##### EXERCISE INPUT #####

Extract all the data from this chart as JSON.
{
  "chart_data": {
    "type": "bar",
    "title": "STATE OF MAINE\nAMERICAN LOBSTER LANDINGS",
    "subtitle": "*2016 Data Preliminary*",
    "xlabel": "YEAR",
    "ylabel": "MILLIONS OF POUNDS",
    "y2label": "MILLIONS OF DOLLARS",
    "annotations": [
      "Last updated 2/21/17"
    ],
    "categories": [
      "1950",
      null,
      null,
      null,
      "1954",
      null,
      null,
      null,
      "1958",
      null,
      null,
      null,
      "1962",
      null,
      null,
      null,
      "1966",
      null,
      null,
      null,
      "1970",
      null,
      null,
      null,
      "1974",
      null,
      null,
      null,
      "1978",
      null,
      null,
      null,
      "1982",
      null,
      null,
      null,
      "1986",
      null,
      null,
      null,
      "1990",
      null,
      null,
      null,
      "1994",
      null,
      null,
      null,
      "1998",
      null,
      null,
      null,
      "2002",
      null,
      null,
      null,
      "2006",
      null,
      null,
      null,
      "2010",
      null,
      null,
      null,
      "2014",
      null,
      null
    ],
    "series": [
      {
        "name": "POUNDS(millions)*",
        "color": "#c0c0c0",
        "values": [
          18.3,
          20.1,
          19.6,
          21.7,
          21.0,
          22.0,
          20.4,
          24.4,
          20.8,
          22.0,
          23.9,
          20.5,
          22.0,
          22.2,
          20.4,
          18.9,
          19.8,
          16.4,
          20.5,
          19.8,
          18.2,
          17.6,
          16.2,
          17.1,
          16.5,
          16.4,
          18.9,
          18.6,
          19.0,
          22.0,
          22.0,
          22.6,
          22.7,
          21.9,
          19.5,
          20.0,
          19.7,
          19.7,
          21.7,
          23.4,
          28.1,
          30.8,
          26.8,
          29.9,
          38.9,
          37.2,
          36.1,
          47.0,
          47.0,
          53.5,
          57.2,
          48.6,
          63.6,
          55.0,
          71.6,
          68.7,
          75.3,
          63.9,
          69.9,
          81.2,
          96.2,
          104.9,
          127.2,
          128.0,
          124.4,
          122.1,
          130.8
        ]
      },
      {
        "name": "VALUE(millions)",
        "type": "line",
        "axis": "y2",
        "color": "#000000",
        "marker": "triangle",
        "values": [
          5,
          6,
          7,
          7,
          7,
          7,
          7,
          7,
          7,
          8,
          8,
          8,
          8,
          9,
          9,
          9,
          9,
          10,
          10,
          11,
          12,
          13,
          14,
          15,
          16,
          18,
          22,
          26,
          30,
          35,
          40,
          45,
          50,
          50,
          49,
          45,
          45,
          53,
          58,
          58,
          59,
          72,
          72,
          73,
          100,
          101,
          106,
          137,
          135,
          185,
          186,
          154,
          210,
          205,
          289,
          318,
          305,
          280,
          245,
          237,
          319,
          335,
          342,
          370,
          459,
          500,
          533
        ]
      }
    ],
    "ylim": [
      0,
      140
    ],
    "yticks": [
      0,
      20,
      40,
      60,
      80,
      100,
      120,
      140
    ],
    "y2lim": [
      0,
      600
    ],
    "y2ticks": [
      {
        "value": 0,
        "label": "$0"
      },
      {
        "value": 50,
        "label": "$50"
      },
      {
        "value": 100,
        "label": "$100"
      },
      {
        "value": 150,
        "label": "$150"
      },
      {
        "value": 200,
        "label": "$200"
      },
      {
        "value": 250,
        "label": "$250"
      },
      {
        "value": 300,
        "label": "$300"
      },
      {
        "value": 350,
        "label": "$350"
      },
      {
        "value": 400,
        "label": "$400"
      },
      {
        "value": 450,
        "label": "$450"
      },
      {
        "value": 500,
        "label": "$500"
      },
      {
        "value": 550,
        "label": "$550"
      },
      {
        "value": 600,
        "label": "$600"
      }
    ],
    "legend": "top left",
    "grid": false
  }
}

#####

◆ WHAT IS NEEDED:
Using the listing above, reproduce each line without omission.

◆ TASK SOLUTION:
Extract all the data from this chart as JSON.
{
  "chart_data": {
    "type": "bar",
    "title": "STATE OF MAINE\nAMERICAN LOBSTER LANDINGS",
    "subtitle": "*2016 Data Preliminary*",
    "xlabel": "YEAR",
    "ylabel": "MILLIONS OF POUNDS",
    "y2label": "MILLIONS OF DOLLARS",
    "annotations": [
      "Last updated 2/21/17"
    ],
    "categories": [
      "1950",
      null,
      null,
      null,
      "1954",
      null,
      null,
      null,
      "1958",
      null,
      null,
      null,
      "1962",
      null,
      null,
      null,
      "1966",
      null,
      null,
      null,
      "1970",
      null,
      null,
      null,
      "1974",
      null,
      null,
      null,
      "1978",
      null,
      null,
      null,
      "1982",
      null,
      null,
      null,
      "1986",
      null,
      null,
      null,
      "1990",
      null,
      null,
      null,
      "1994",
      null,
      null,
      null,
      "1998",
      null,
      null,
      null,
      "2002",
      null,
      null,
      null,
      "2006",
      null,
      null,
      null,
      "2010",
      null,
      null,
      null,
      "2014",
      null,
      null
    ],
    "series": [
      {
        "name": "POUNDS(millions)*",
        "color": "#c0c0c0",
        "values": [
          18.3,
          20.1,
          19.6,
          21.7,
          21.0,
          22.0,
          20.4,
          24.4,
          20.8,
          22.0,
          23.9,
          20.5,
          22.0,
          22.2,
          20.4,
          18.9,
          19.8,
          16.4,
          20.5,
          19.8,
          18.2,
          17.6,
          16.2,
          17.1,
          16.5,
          16.4,
          18.9,
          18.6,
          19.0,
          22.0,
          22.0,
          22.6,
          22.7,
          21.9,
          19.5,
          20.0,
          19.7,
          19.7,
          21.7,
          23.4,
          28.1,
          30.8,
          26.8,
          29.9,
          38.9,
          37.2,
          36.1,
          47.0,
          47.0,
          53.5,
          57.2,
          48.6,
          63.6,
          55.0,
          71.6,
          68.7,
          75.3,
          63.9,
          69.9,
          81.2,
          96.2,
          104.9,
          127.2,
          128.0,
          124.4,
          122.1,
          130.8
        ]
      },
      {
        "name": "VALUE(millions)",
        "type": "line",
        "axis": "y2",
        "color": "#000000",
        "marker": "triangle",
        "values": [
          5,
          6,
          7,
          7,
          7,
          7,
          7,
          7,
          7,
          8,
          8,
          8,
          8,
          9,
          9,
          9,
          9,
          10,
          10,
          11,
          12,
          13,
          14,
          15,
          16,
          18,
          22,
          26,
          30,
          35,
          40,
          45,
          50,
          50,
          49,
          45,
          45,
          53,
          58,
          58,
          59,
          72,
          72,
          73,
          100,
          101,
          106,
          137,
          135,
          185,
          186,
          154,
          210,
          205,
          289,
          318,
          305,
          280,
          245,
          237,
          319,
          335,
          342,
          370,
          459,
          500,
          533
        ]
      }
    ],
    "ylim": [
      0,
      140
    ],
    "yticks": [
      0,
      20,
      40,
      60,
      80,
      100,
      120,
      140
    ],
    "y2lim": [
      0,
      600
    ],
    "y2ticks": [
      {
        "value": 0,
        "label": "$0"
      },
      {
        "value": 50,
        "label": "$50"
      },
      {
        "value": 100,
        "label": "$100"
      },
      {
        "value": 150,
        "label": "$150"
      },
      {
        "value": 200,
        "label": "$200"
      },
      {
        "value": 250,
        "label": "$250"
      },
      {
        "value": 300,
        "label": "$300"
      },
      {
        "value": 350,
        "label": "$350"
      },
      {
        "value": 400,
        "label": "$400"
      },
      {
        "value": 450,
        "label": "$450"
      },
      {
        "value": 500,
        "label": "$500"
      },
      {
        "value": 550,
        "label": "$550"
      },
      {
        "value": 600,
        "label": "$600"
      }
    ],
    "legend": "top left",
    "grid": false
  }
}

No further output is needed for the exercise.